** START EXTRACTED ENTRIES **
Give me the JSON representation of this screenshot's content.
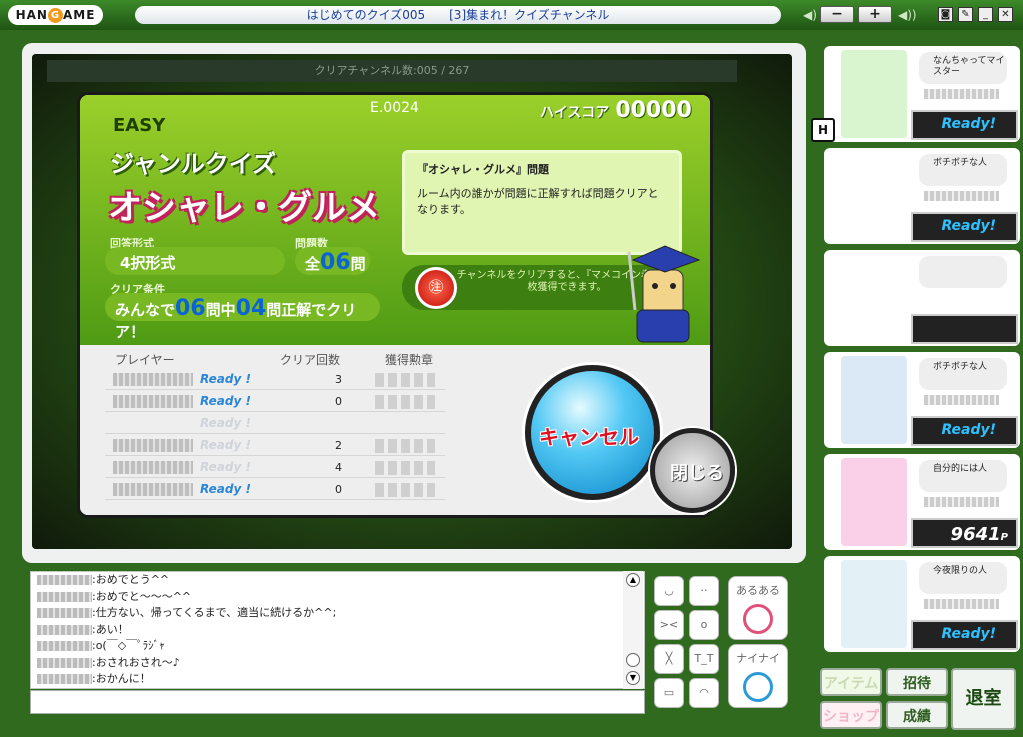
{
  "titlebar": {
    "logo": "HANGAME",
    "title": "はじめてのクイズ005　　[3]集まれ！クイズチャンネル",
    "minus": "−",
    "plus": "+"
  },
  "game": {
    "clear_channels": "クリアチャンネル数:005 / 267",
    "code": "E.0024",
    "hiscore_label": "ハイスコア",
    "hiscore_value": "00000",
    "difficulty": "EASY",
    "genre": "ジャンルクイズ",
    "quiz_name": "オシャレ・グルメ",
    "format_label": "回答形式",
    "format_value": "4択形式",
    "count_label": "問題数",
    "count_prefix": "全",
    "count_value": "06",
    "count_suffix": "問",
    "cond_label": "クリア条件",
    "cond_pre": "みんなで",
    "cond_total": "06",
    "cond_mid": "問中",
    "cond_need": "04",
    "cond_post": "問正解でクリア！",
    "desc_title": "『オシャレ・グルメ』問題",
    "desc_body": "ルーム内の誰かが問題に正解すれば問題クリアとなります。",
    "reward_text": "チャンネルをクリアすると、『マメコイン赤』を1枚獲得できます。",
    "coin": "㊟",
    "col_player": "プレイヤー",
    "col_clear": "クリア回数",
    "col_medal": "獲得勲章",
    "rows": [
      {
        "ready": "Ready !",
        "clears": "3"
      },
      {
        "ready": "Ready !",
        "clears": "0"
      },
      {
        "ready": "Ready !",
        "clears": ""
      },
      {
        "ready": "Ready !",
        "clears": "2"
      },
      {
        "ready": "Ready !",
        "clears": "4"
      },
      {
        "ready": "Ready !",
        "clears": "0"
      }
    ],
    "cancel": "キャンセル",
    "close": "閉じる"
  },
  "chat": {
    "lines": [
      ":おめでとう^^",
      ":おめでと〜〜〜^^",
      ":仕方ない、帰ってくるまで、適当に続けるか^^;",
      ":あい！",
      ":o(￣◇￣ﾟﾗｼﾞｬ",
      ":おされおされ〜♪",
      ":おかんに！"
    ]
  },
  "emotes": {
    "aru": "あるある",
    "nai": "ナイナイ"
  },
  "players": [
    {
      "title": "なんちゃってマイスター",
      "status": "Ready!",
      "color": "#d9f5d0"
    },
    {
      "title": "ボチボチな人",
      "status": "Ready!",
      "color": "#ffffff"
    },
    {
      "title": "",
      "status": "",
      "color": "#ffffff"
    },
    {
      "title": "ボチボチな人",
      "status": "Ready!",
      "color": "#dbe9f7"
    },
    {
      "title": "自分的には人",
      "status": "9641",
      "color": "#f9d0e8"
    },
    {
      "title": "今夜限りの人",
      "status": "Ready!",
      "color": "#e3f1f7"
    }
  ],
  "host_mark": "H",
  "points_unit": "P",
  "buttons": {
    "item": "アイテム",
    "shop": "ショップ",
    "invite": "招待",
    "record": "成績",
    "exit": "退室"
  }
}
** END EXTRACTED ENTRIES **
** START EXTRACTED ENTRIES **
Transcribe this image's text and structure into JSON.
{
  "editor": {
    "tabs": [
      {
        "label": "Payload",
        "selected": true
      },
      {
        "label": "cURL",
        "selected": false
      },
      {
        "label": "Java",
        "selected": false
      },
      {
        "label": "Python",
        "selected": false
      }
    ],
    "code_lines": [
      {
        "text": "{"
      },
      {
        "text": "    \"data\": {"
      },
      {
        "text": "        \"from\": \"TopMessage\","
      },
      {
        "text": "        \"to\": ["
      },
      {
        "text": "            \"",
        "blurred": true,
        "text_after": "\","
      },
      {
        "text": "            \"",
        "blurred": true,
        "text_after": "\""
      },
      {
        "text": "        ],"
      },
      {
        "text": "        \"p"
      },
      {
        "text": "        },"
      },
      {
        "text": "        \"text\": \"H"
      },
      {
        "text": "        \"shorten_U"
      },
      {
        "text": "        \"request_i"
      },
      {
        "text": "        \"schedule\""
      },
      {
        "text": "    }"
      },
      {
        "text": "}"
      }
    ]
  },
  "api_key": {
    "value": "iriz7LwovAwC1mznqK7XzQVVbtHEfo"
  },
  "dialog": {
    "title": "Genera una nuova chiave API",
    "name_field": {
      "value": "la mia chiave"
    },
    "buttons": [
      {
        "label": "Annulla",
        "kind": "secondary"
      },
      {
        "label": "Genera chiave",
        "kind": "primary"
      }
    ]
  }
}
** END EXTRACTED ENTRIES **
_WHAT IS BEING ASKED_
Pull out all lines from the entries above that include the word "this".

_EXERCISE OUTPUT_
Give me the JSON representation of this screenshot's content.
Transcribe this image's text and structure into JSON.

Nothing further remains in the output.